### EXERCISE BRIEF
Say how many lines contain "赣州市章贡区文化馆"; the answer is the number alone.

----- TASK DATA

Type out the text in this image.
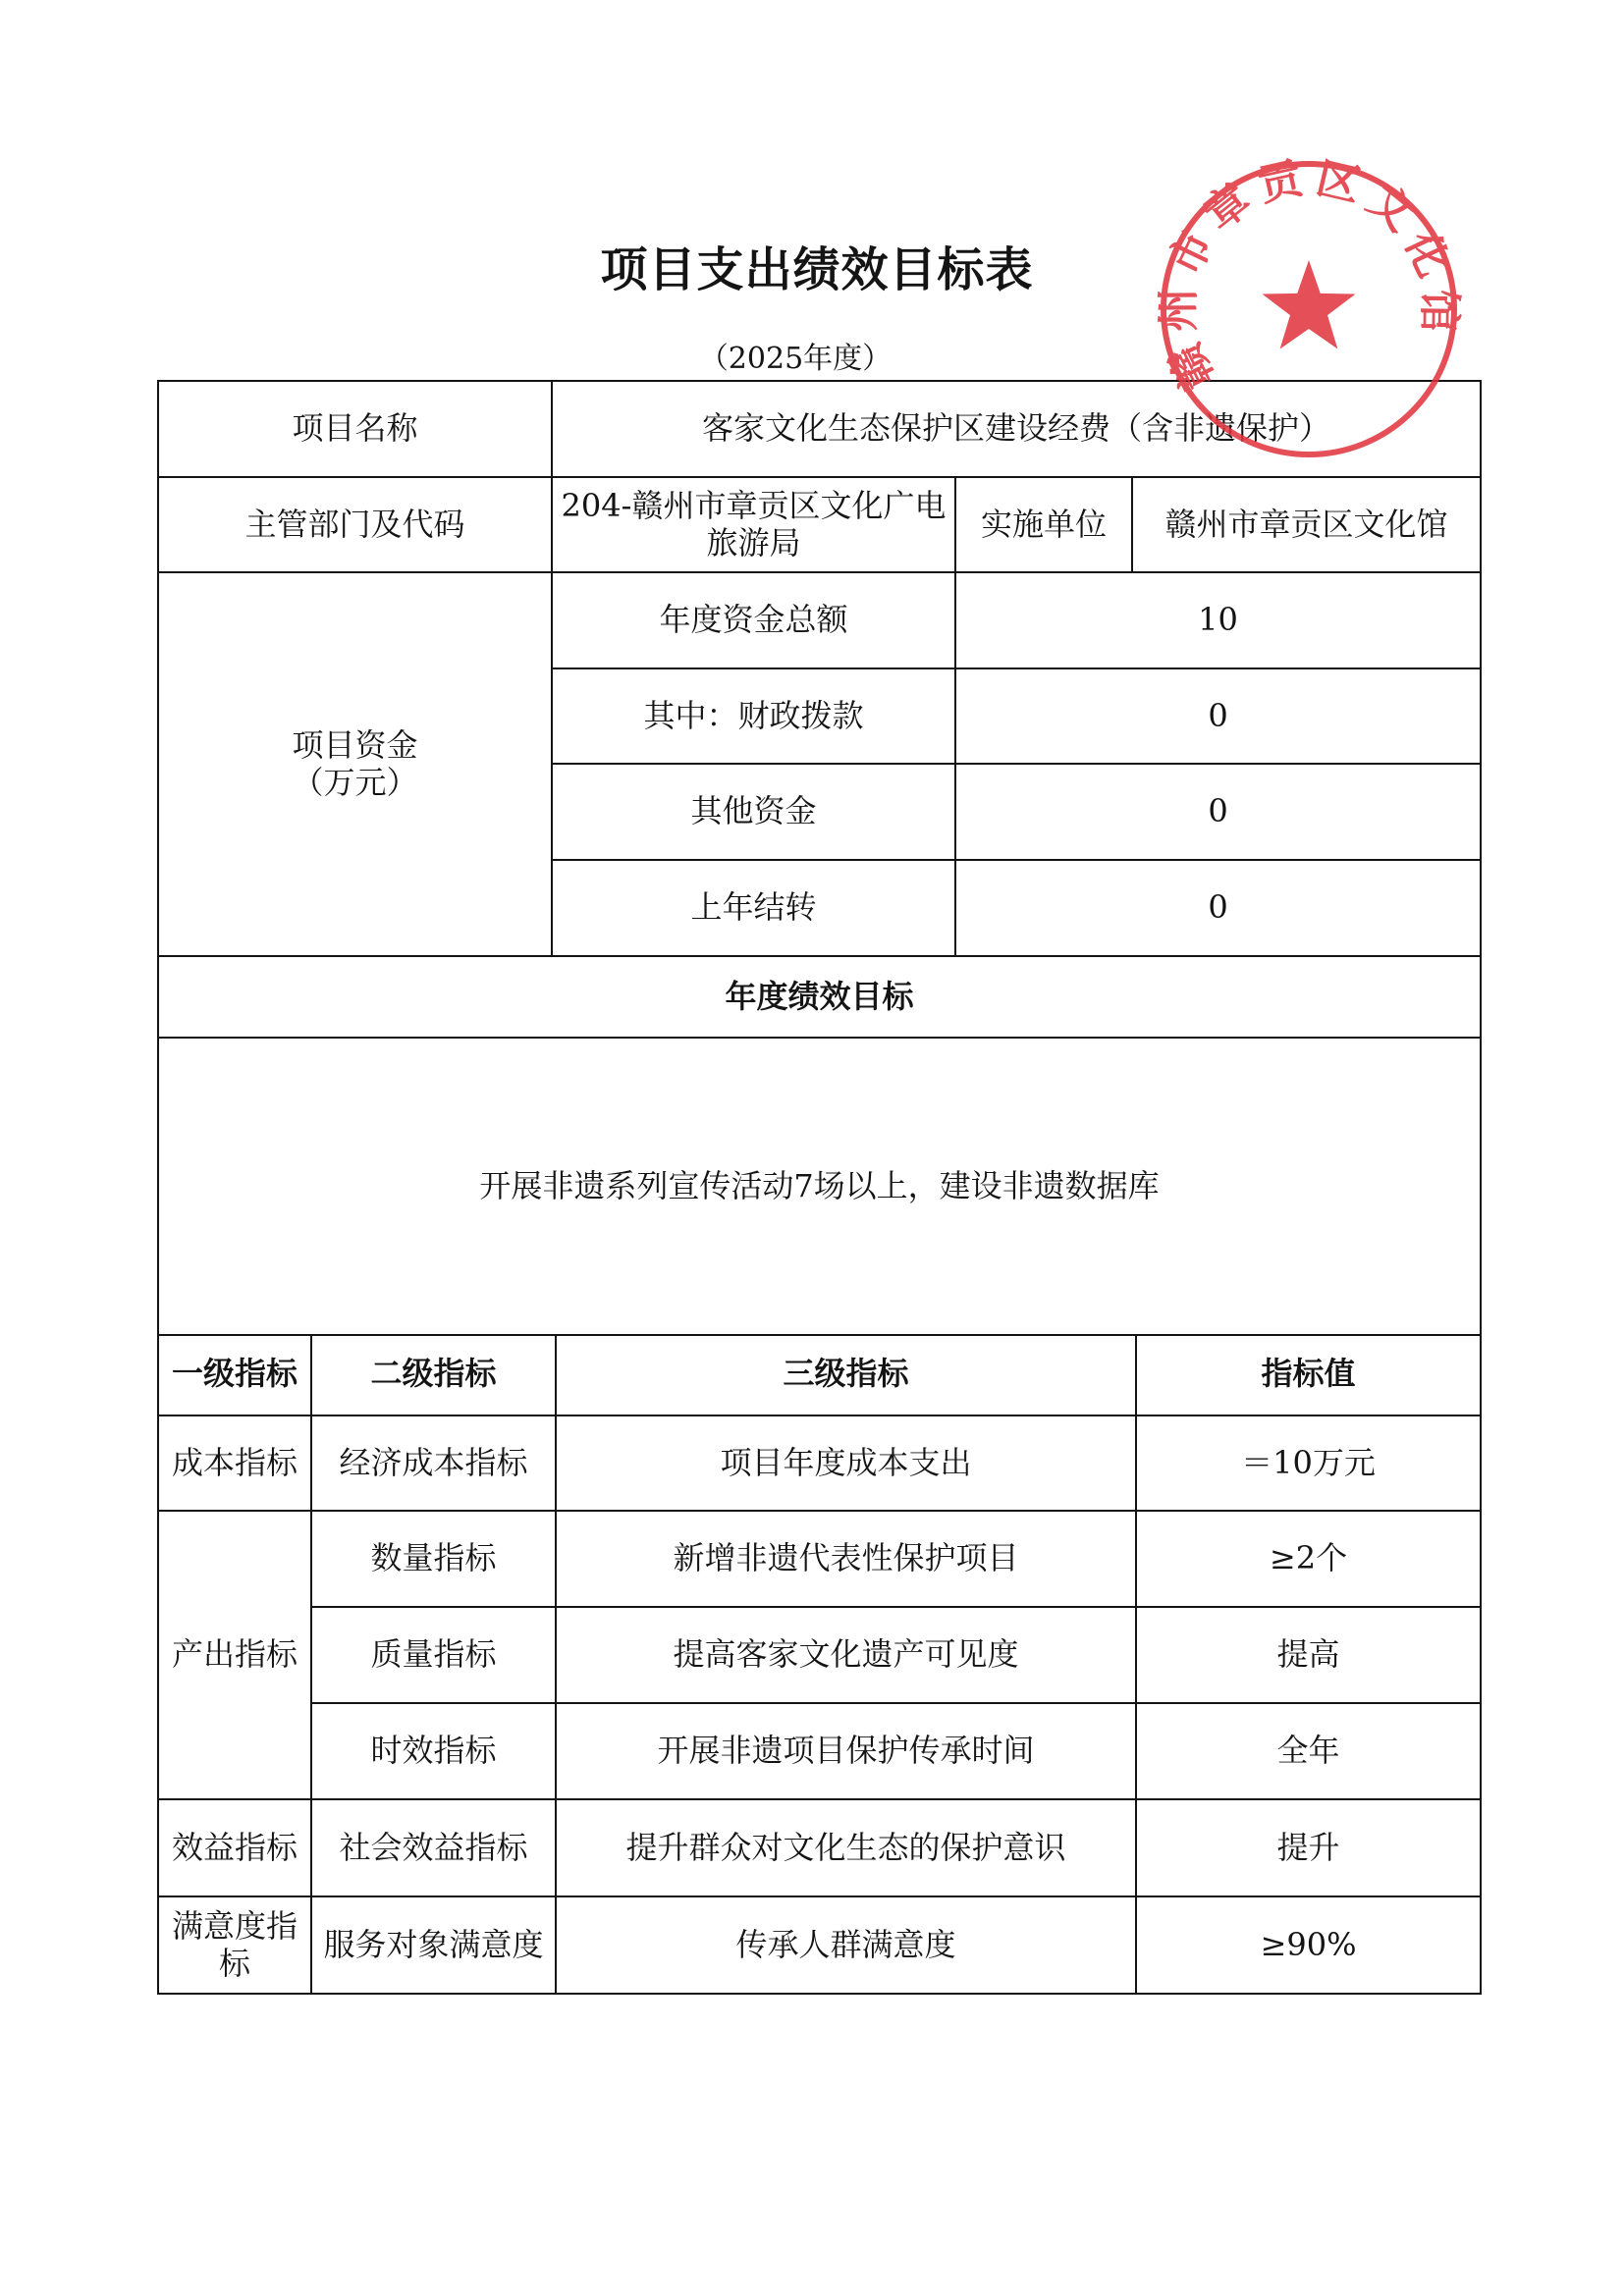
项目支出绩效目标表
（2025年度）
项目名称	客家文化生态保护区建设经费（含非遗保护）		
主管部门及代码	204-赣州市章贡区文化广电旅游局	实施单位	赣州市章贡区文化馆

项目资金
（万元）	年度资金总额	10	
	其中：财政拨款	0	
	其他资金	0	
	上年结转	0	
年度绩效目标			
开展非遗系列宣传活动7场以上，建设非遗数据库			
一级指标	二级指标	三级指标	指标值
成本指标	经济成本指标	项目年度成本支出	＝10万元
产出指标	数量指标	新增非遗代表性保护项目	≥2个
	质量指标	提高客家文化遗产可见度	提高
	时效指标	开展非遗项目保护传承时间	全年
效益指标	社会效益指标	提升群众对文化生态的保护意识	提升
满意度指标	服务对象满意度	传承人群满意度	≥90%
赣州市章贡区文化馆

----------

### ANSWER FOR THE TASK
2